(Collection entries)
====

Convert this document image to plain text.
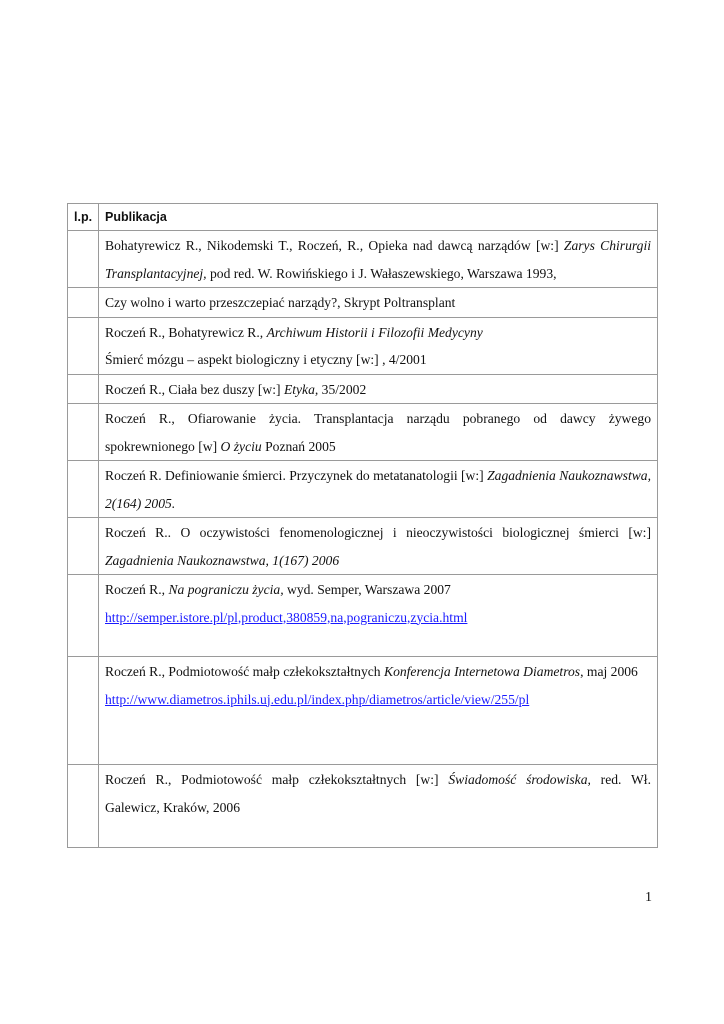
l.p.	Publikacja

	Bohatyrewicz R., Nikodemski T., Roczeń, R., Opieka nad dawcą narządów [w:] Zarys Chirurgii Transplantacyjnej, pod red. W. Rowińskiego i J. Wałaszewskiego, Warszawa 1993,

	Czy wolno i warto przeszczepiać narządy?, Skrypt Poltransplant

	Roczeń R., Bohatyrewicz R., Archiwum Historii i Filozofii Medycyny

Śmierć mózgu – aspekt biologiczny i etyczny [w:] , 4/2001

	Roczeń R., Ciała bez duszy [w:] Etyka, 35/2002

	Roczeń R., Ofiarowanie życia. Transplantacja narządu pobranego od dawcy żywego spokrewnionego [w] O życiu Poznań 2005

	Roczeń R. Definiowanie śmierci. Przyczynek do metatanatologii [w:] Zagadnienia Naukoznawstwa, 2(164) 2005.

	Roczeń R.. O oczywistości fenomenologicznej i nieoczywistości biologicznej śmierci [w:] Zagadnienia Naukoznawstwa, 1(167) 2006

	Roczeń R., Na pograniczu życia, wyd. Semper, Warszawa 2007

http://semper.istore.pl/pl,product,380859,na,pograniczu,zycia.html

	Roczeń R., Podmiotowość małp człekokształtnych Konferencja Internetowa Diametros, maj 2006

http://www.diametros.iphils.uj.edu.pl/index.php/diametros/article/view/255/pl

	Roczeń R., Podmiotowość małp człekokształtnych [w:] Świadomość środowiska, red. Wł. Galewicz, Kraków, 2006
1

====

== What is expected ==
Copy all the lines above that hold the string "życia".

== Answer for this exercise ==
	Roczeń R., Ofiarowanie życia. Transplantacja narządu pobranego od dawcy żywego spokrewnionego [w] O życiu Poznań 2005
	Roczeń R., Na pograniczu życia, wyd. Semper, Warszawa 2007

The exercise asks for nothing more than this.